• What is needed
Retype every one of the following records line for line, with no changes, and omit the pictures from your copy.
━━━━━━━━━━
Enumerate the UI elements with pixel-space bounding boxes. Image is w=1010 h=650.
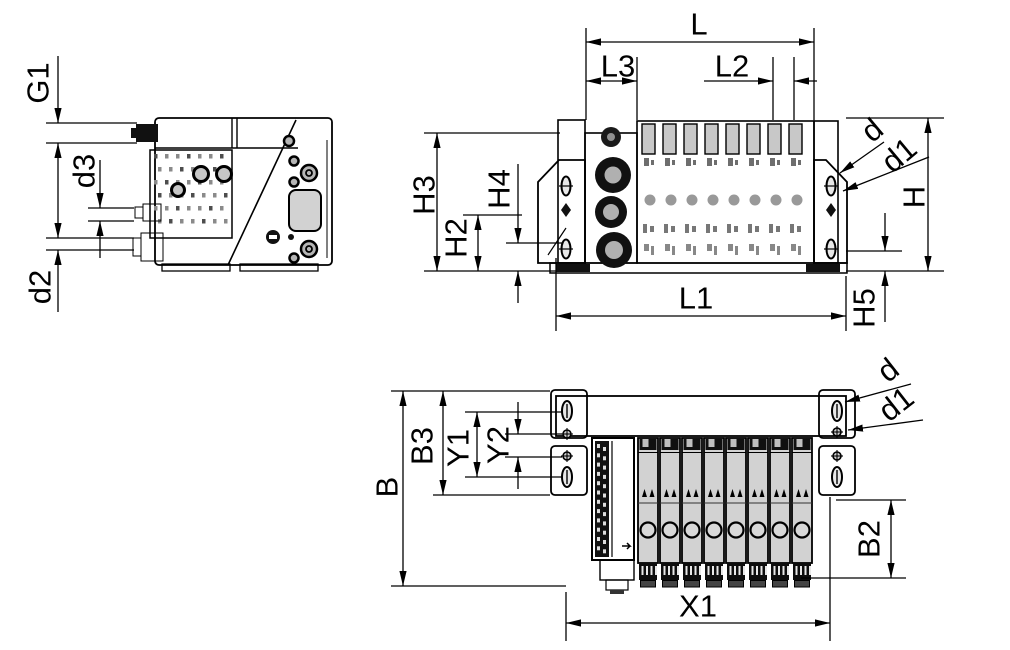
valve-slice <box>748 438 768 587</box>
front-right-bracket <box>814 160 847 263</box>
dim-label-B: B <box>372 477 403 498</box>
bracket-diamond-mark <box>826 203 836 217</box>
dim-label-X1: X1 <box>679 591 717 622</box>
valve-slice <box>792 438 812 587</box>
valve-slice <box>682 438 702 587</box>
dim-label-Y1: Y1 <box>443 429 474 467</box>
valve-slice <box>704 438 724 587</box>
dim-label-H3: H3 <box>409 175 440 215</box>
valve-slice <box>660 438 680 587</box>
supply-ports-section <box>585 127 637 268</box>
dim-d1-top-leader <box>848 420 923 430</box>
side-view <box>131 118 332 271</box>
technical-drawing-canvas: G1 d3 d2 L L3 L2 H3 H4 H2 L1 d d1 H H5 B… <box>0 0 1010 650</box>
dim-label-H2: H2 <box>441 218 472 258</box>
bracket-diamond-mark <box>561 203 571 217</box>
valve-block-front <box>637 121 814 263</box>
dim-label-Y2: Y2 <box>483 426 514 464</box>
tube-fitting-lower <box>133 233 163 261</box>
dim-label-d3: d3 <box>69 154 100 188</box>
dim-label-B3: B3 <box>407 427 438 465</box>
module-connector <box>600 560 634 580</box>
valve-slice <box>638 438 658 587</box>
top-view <box>551 390 855 594</box>
dim-label-H4: H4 <box>484 169 515 209</box>
dim-label-L1: L1 <box>679 283 713 314</box>
dim-label-B2: B2 <box>854 520 885 558</box>
end-cap-details <box>266 136 321 263</box>
valve-slice <box>726 438 746 587</box>
electrical-connector <box>131 124 158 142</box>
dim-label-L2: L2 <box>715 51 749 82</box>
dim-d2 <box>46 200 134 312</box>
dim-label-L: L <box>690 9 707 40</box>
manifold-rail <box>556 396 846 436</box>
dim-B <box>391 391 566 586</box>
valve-slice <box>770 438 790 587</box>
dim-label-L3: L3 <box>601 51 635 82</box>
dim-label-H5: H5 <box>849 288 880 328</box>
module-arrow-mark <box>622 543 630 549</box>
dim-label-d2: d2 <box>25 270 56 304</box>
dim-label-H: H <box>899 186 930 208</box>
dim-label-G1: G1 <box>23 62 54 103</box>
valve-slices <box>638 438 812 587</box>
front-left-bracket <box>538 160 585 263</box>
top-right-bracket <box>819 390 855 495</box>
front-view <box>538 120 847 273</box>
electronics-module <box>592 438 634 594</box>
side-valve-stack <box>150 150 232 238</box>
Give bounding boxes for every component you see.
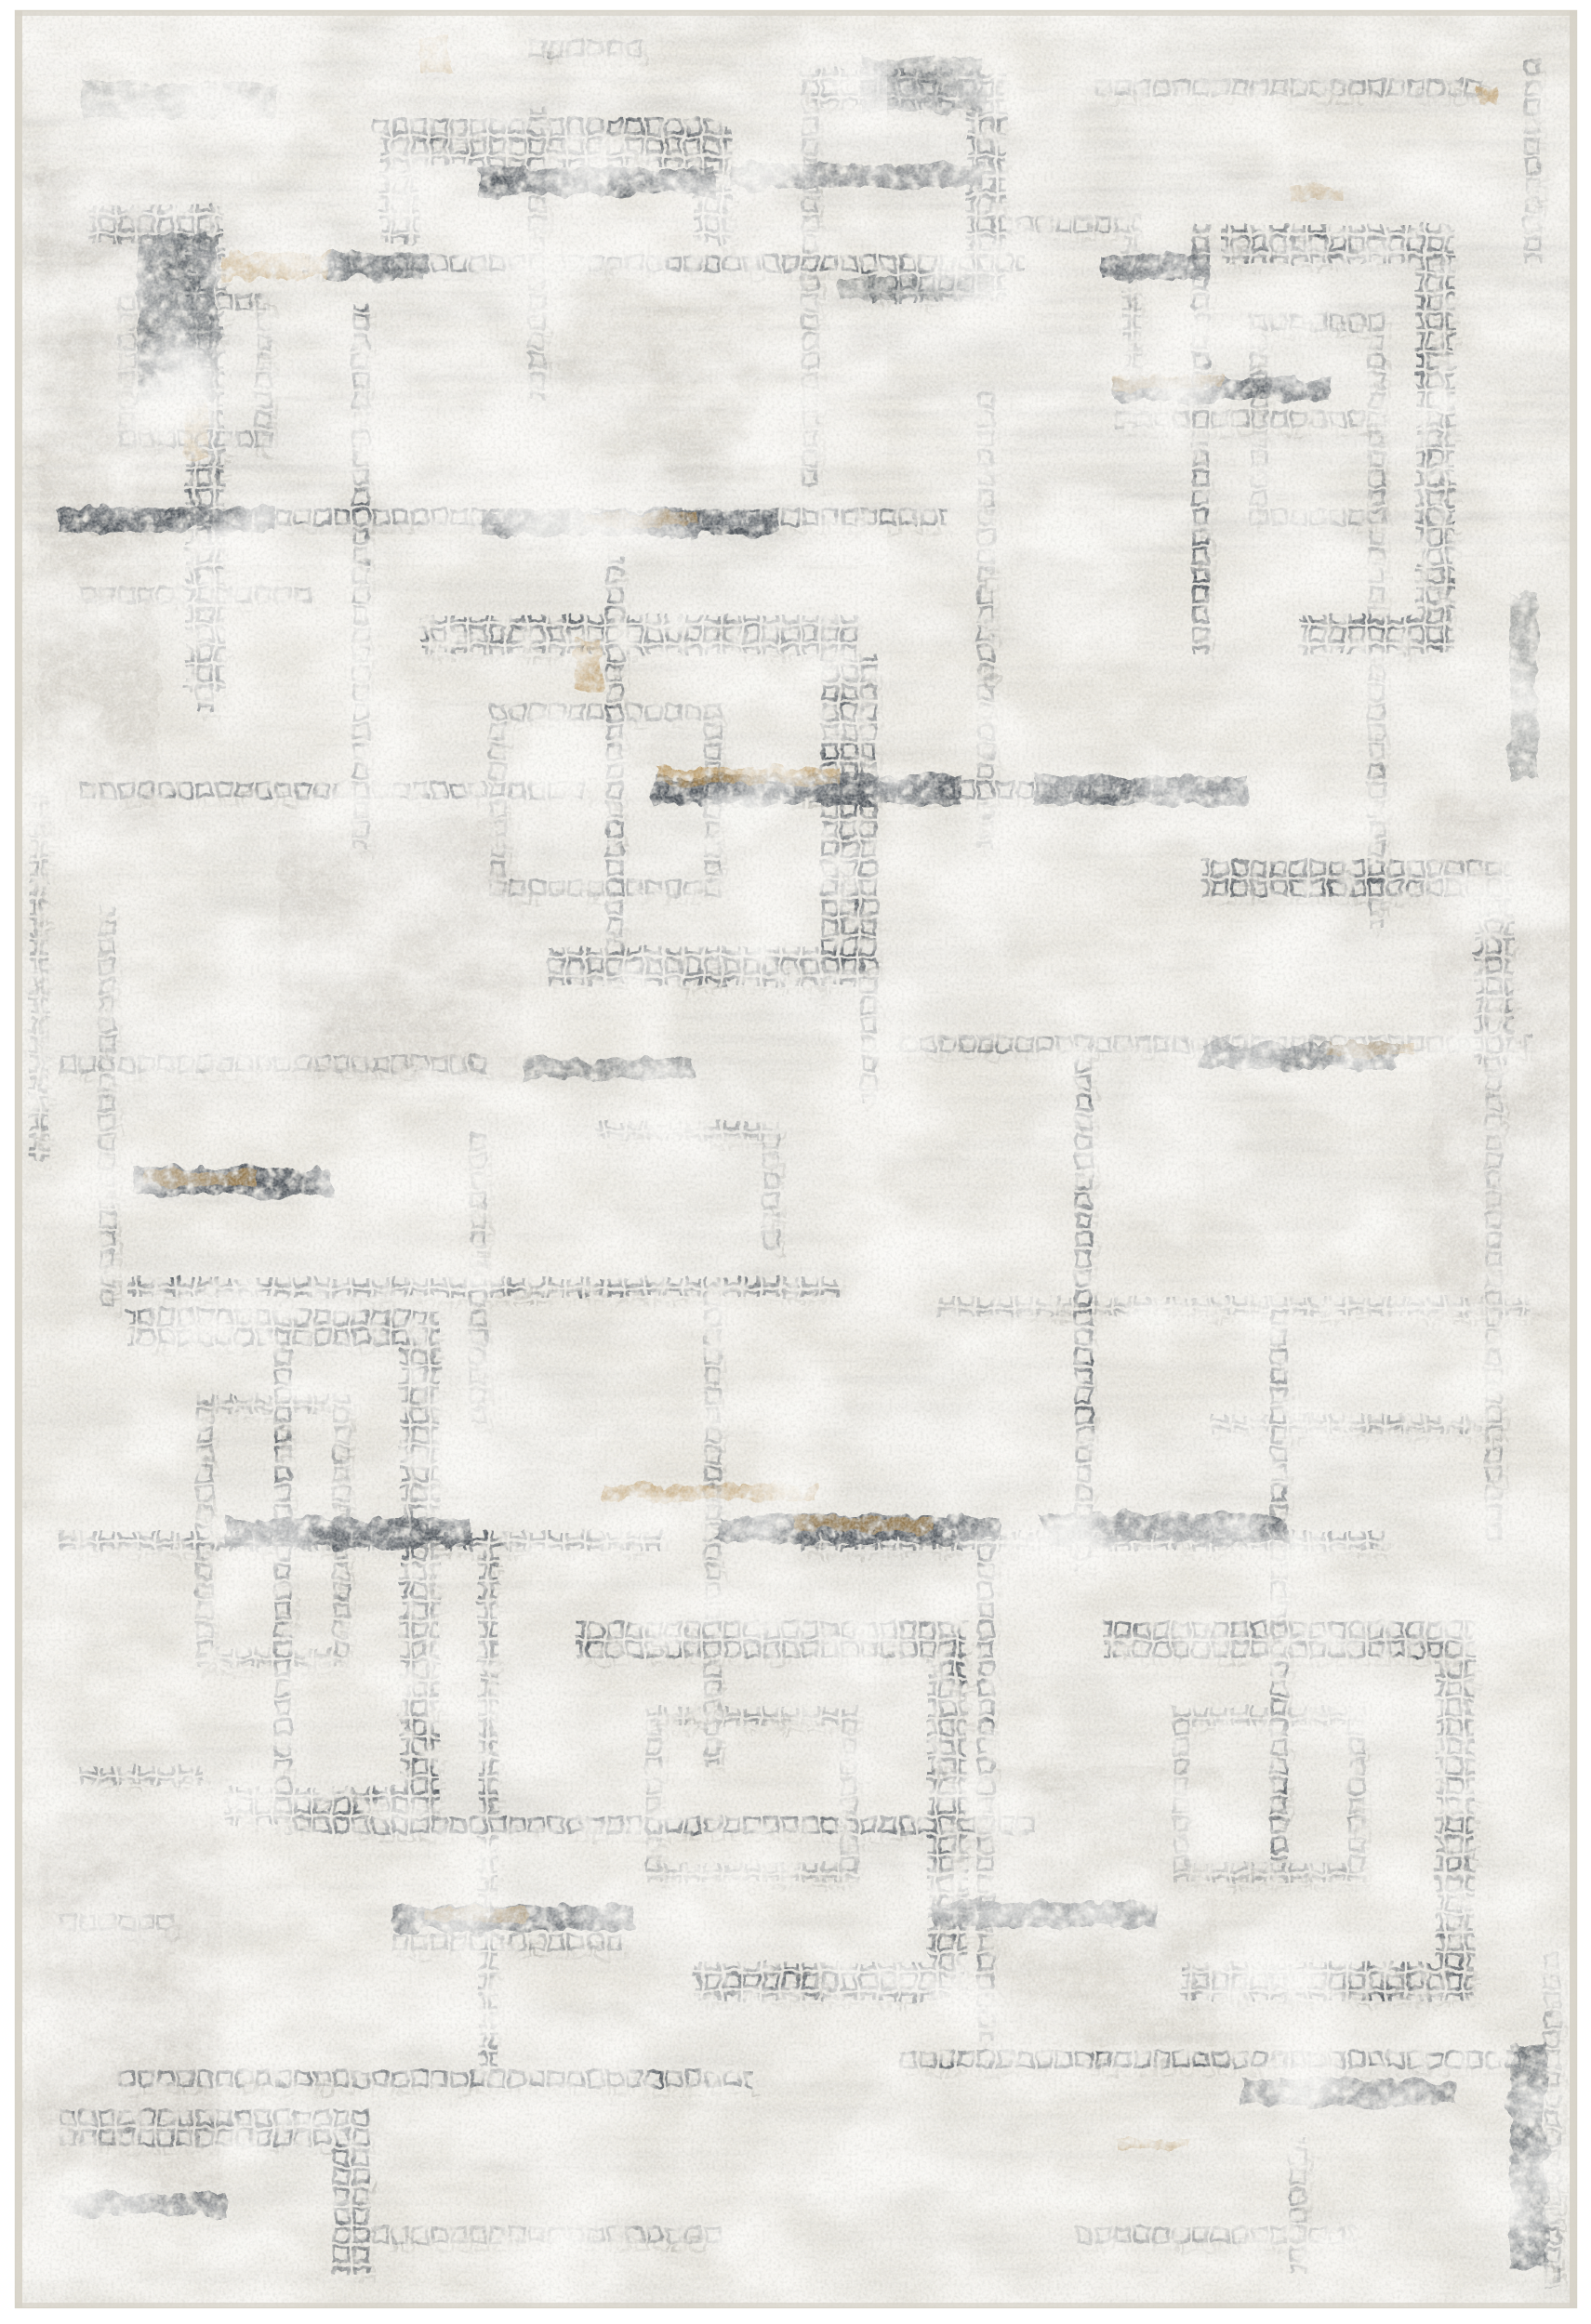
grain-dark-layer bbox=[15, 10, 1577, 2308]
rug-photo: Product photo of a distressed modern are… bbox=[0, 0, 1591, 2324]
rug bbox=[15, 10, 1577, 2308]
rug-canvas bbox=[0, 0, 1591, 2324]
━━━━━━━━━━
• Output for this task
Enumerate the UI elements with pixel-space bounding boxes. Image is w=1010 h=650.
valve-slice <box>748 438 768 587</box>
front-right-bracket <box>814 160 847 263</box>
dim-label-B: B <box>372 477 403 498</box>
bracket-diamond-mark <box>826 203 836 217</box>
dim-label-X1: X1 <box>679 591 717 622</box>
valve-slice <box>792 438 812 587</box>
valve-slice <box>682 438 702 587</box>
dim-label-Y1: Y1 <box>443 429 474 467</box>
valve-slice <box>704 438 724 587</box>
dim-label-H3: H3 <box>409 175 440 215</box>
valve-slice <box>660 438 680 587</box>
supply-ports-section <box>585 127 637 268</box>
dim-d1-top-leader <box>848 420 923 430</box>
side-view <box>131 118 332 271</box>
technical-drawing-canvas: G1 d3 d2 L L3 L2 H3 H4 H2 L1 d d1 H H5 B… <box>0 0 1010 650</box>
dim-label-H2: H2 <box>441 218 472 258</box>
bracket-diamond-mark <box>561 203 571 217</box>
valve-block-front <box>637 121 814 263</box>
dim-label-Y2: Y2 <box>483 426 514 464</box>
tube-fitting-lower <box>133 233 163 261</box>
dim-label-d3: d3 <box>69 154 100 188</box>
dim-label-B3: B3 <box>407 427 438 465</box>
module-connector <box>600 560 634 580</box>
valve-slice <box>638 438 658 587</box>
top-view <box>551 390 855 594</box>
dim-label-H4: H4 <box>484 169 515 209</box>
dim-label-L1: L1 <box>679 283 713 314</box>
dim-label-B2: B2 <box>854 520 885 558</box>
end-cap-details <box>266 136 321 263</box>
valve-slice <box>726 438 746 587</box>
electrical-connector <box>131 124 158 142</box>
dim-label-L2: L2 <box>715 51 749 82</box>
dim-d2 <box>46 200 134 312</box>
dim-label-L: L <box>690 9 707 40</box>
manifold-rail <box>556 396 846 436</box>
dim-B <box>391 391 566 586</box>
valve-slice <box>770 438 790 587</box>
dim-label-L3: L3 <box>601 51 635 82</box>
dim-label-H5: H5 <box>849 288 880 328</box>
module-arrow-mark <box>622 543 630 549</box>
dim-label-d2: d2 <box>25 270 56 304</box>
dim-label-H: H <box>899 186 930 208</box>
dim-label-G1: G1 <box>23 62 54 103</box>
valve-slices <box>638 438 812 587</box>
front-left-bracket <box>538 160 585 263</box>
top-right-bracket <box>819 390 855 495</box>
front-view <box>538 120 847 273</box>
electronics-module <box>592 438 634 594</box>
side-valve-stack <box>150 150 232 238</box>
Give bounding boxes for every component you see.
grain-dark-layer bbox=[15, 10, 1577, 2308]
rug-photo: Product photo of a distressed modern are… bbox=[0, 0, 1591, 2324]
rug bbox=[15, 10, 1577, 2308]
rug-canvas bbox=[0, 0, 1591, 2324]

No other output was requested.